[Saved entries]

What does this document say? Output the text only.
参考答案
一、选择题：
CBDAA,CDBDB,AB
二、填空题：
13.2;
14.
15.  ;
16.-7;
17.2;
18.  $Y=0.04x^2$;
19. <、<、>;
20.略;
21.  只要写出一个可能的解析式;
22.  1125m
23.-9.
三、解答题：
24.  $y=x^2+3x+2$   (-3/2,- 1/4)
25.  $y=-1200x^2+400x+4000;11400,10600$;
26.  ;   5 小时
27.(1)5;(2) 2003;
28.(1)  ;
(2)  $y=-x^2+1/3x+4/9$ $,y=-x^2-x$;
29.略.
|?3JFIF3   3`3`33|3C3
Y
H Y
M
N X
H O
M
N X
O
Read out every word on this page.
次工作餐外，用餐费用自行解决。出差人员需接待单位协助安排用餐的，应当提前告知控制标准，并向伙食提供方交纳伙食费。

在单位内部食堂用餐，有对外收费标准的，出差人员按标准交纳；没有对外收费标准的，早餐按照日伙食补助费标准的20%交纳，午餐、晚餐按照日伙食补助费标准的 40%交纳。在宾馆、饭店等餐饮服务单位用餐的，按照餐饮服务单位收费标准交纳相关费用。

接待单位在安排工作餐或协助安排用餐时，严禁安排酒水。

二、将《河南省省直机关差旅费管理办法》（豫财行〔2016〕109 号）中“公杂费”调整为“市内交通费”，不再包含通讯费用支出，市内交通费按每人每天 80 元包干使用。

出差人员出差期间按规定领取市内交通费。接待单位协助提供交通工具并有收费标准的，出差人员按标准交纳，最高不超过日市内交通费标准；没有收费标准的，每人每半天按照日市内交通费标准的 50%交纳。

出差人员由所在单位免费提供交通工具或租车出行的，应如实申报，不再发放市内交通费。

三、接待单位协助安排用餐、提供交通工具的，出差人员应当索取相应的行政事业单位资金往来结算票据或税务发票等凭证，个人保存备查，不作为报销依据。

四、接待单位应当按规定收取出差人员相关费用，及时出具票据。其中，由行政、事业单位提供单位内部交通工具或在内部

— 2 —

> **Requirements**: Above are some records; extract every one of them exactly.

> **Solved problem**:
What does this document say? Output the text only.
参考答案
一、选择题：
CBDAA,CDBDB,AB
二、填空题：
13.2;
14.
15.  ;
16.-7;
17.2;
18.  $Y=0.04x^2$;
19. <、<、>;
20.略;
21.  只要写出一个可能的解析式;
22.  1125m
23.-9.
三、解答题：
24.  $y=x^2+3x+2$   (-3/2,- 1/4)
25.  $y=-1200x^2+400x+4000;11400,10600$;
26.  ;   5 小时
27.(1)5;(2) 2003;
28.(1)  ;
(2)  $y=-x^2+1/3x+4/9$ $,y=-x^2-x$;
29.略.
|?3JFIF3   3`3`33|3C3
Y
H Y
M
N X
H O
M
N X
O
Read out every word on this page.
次工作餐外，用餐费用自行解决。出差人员需接待单位协助安排用餐的，应当提前告知控制标准，并向伙食提供方交纳伙食费。

在单位内部食堂用餐，有对外收费标准的，出差人员按标准交纳；没有对外收费标准的，早餐按照日伙食补助费标准的20%交纳，午餐、晚餐按照日伙食补助费标准的 40%交纳。在宾馆、饭店等餐饮服务单位用餐的，按照餐饮服务单位收费标准交纳相关费用。

接待单位在安排工作餐或协助安排用餐时，严禁安排酒水。

二、将《河南省省直机关差旅费管理办法》（豫财行〔2016〕109 号）中“公杂费”调整为“市内交通费”，不再包含通讯费用支出，市内交通费按每人每天 80 元包干使用。

出差人员出差期间按规定领取市内交通费。接待单位协助提供交通工具并有收费标准的，出差人员按标准交纳，最高不超过日市内交通费标准；没有收费标准的，每人每半天按照日市内交通费标准的 50%交纳。

出差人员由所在单位免费提供交通工具或租车出行的，应如实申报，不再发放市内交通费。

三、接待单位协助安排用餐、提供交通工具的，出差人员应当索取相应的行政事业单位资金往来结算票据或税务发票等凭证，个人保存备查，不作为报销依据。

四、接待单位应当按规定收取出差人员相关费用，及时出具票据。其中，由行政、事业单位提供单位内部交通工具或在内部

— 2 —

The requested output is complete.